START Extracted entries

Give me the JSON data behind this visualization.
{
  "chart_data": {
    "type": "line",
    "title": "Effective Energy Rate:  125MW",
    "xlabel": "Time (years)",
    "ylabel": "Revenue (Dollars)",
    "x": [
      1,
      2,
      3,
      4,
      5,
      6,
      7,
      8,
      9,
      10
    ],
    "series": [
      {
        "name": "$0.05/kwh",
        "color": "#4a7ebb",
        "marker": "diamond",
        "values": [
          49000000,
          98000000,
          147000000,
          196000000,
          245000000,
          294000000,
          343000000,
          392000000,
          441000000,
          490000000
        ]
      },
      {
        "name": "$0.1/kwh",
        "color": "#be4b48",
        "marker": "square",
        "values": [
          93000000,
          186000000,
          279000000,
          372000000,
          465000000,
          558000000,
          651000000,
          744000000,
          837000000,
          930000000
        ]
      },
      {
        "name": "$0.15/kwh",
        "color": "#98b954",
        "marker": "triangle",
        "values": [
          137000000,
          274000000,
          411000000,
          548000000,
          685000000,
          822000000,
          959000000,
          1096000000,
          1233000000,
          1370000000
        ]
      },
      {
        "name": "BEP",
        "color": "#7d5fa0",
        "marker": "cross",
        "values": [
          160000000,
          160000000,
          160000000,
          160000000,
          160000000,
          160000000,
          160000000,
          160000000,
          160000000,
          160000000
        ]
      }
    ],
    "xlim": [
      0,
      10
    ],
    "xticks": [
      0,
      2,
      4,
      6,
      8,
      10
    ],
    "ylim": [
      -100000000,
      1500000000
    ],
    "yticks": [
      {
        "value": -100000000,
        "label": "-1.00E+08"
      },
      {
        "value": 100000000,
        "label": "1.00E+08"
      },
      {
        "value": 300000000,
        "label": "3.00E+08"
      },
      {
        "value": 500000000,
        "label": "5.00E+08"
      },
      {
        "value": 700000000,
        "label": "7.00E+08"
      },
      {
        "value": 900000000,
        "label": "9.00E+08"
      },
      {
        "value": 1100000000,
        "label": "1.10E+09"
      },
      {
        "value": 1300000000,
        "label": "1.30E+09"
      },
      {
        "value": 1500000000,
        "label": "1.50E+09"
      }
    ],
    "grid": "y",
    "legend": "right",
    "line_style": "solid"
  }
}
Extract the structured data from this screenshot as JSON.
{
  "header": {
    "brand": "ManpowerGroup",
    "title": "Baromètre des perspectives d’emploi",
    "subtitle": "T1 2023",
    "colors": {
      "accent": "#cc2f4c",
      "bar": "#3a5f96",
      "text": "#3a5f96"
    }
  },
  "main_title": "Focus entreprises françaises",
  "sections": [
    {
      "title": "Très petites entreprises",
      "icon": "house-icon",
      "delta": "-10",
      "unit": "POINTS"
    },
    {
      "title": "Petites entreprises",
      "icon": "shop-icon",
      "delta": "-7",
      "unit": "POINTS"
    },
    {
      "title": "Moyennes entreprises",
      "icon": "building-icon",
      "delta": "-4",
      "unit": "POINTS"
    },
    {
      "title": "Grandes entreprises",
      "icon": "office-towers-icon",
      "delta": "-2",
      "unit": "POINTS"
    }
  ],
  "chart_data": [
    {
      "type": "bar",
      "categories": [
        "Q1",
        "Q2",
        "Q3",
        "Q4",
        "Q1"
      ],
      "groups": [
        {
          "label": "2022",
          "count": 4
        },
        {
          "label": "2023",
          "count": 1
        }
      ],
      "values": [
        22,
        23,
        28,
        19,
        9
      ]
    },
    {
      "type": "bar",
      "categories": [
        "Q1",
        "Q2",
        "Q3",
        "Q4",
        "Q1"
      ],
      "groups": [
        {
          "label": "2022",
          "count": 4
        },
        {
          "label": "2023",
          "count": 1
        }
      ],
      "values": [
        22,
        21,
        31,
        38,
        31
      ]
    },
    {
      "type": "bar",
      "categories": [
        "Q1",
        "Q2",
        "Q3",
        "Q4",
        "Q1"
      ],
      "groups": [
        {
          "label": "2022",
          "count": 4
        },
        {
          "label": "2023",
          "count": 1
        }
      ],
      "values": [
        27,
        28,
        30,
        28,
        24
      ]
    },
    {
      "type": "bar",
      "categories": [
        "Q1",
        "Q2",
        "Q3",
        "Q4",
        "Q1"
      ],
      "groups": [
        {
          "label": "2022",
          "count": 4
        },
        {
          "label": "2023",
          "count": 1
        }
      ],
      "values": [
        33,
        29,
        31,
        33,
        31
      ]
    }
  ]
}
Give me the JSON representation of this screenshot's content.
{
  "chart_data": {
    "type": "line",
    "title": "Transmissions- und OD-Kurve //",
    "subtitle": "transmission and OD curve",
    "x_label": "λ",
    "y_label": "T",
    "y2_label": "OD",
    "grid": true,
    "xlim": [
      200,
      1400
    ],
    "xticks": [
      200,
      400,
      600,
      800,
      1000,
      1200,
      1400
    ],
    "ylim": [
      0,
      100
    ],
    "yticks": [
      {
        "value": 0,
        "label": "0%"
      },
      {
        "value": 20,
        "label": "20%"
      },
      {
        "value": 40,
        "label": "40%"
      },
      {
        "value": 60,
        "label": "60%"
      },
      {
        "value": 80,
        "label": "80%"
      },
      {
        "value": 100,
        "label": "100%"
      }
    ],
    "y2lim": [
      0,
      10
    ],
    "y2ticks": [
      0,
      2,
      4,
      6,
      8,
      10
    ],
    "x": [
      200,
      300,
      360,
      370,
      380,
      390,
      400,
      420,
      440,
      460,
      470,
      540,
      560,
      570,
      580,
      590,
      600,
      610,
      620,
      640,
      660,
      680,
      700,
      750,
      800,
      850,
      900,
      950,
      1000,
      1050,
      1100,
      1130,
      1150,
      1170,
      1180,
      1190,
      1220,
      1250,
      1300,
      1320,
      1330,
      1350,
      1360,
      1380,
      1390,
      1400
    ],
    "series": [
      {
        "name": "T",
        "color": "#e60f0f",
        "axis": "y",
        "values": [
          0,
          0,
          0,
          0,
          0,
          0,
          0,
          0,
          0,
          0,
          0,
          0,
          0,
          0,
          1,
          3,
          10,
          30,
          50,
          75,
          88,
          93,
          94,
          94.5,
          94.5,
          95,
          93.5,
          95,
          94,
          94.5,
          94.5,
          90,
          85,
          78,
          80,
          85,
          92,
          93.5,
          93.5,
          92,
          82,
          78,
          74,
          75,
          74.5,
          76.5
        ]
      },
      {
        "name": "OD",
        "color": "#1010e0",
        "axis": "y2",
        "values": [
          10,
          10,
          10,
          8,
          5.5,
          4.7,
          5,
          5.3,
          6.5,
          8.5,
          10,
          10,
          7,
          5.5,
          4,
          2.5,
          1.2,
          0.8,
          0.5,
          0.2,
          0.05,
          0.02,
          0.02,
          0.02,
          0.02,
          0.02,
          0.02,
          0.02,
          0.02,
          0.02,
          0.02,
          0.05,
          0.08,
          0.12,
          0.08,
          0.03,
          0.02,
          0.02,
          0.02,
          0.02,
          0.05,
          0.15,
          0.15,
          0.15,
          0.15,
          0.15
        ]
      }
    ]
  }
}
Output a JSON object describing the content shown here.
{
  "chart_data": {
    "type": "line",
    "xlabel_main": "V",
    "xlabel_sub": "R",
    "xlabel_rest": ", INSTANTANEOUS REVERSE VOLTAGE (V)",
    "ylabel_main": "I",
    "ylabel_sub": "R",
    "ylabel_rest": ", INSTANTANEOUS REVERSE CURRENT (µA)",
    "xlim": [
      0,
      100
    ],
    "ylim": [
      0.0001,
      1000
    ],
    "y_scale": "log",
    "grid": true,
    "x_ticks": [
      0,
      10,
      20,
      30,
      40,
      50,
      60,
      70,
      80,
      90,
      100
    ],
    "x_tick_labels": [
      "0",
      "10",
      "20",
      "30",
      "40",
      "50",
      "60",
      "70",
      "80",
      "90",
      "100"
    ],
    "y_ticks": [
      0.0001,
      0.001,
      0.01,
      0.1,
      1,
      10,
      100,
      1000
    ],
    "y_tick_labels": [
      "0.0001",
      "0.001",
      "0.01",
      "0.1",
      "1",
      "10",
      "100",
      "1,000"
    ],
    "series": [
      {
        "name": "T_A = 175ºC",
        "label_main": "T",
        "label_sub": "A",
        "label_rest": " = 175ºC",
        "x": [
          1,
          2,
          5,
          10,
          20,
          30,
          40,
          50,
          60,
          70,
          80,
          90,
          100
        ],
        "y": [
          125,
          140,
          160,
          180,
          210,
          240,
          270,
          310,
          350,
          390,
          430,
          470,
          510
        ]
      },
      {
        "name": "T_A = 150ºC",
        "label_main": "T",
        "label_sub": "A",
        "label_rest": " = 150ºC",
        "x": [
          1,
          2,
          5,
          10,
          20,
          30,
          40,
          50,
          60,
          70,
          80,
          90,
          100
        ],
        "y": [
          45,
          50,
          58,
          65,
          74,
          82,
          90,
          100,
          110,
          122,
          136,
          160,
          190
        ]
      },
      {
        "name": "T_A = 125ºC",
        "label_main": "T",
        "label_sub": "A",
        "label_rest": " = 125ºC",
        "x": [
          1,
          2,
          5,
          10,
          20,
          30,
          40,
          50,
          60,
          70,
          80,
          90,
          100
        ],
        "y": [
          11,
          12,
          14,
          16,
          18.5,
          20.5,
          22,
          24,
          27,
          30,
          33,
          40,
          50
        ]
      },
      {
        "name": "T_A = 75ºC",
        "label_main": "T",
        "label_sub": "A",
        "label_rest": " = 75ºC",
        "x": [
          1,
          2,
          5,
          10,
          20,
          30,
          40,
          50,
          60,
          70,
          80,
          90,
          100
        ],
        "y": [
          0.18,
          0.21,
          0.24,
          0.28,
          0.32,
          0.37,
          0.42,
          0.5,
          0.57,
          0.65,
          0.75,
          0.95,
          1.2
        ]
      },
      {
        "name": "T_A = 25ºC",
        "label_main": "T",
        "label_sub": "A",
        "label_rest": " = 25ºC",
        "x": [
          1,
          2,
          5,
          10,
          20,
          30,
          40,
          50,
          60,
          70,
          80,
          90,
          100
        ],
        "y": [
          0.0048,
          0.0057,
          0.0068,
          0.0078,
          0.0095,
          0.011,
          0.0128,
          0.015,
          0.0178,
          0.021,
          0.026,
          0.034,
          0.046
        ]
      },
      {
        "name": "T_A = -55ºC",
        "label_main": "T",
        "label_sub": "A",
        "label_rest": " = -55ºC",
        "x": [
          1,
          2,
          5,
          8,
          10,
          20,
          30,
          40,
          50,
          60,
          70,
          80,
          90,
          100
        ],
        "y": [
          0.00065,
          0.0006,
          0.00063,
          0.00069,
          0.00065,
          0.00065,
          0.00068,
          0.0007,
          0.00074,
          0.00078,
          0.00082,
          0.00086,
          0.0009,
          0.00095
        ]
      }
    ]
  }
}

END Extracted entries

*Stated problem*. List the lines that contain the word "icon".

*Final result*.
      "icon": "house-icon",
      "icon": "shop-icon",
      "icon": "building-icon",
      "icon": "office-towers-icon",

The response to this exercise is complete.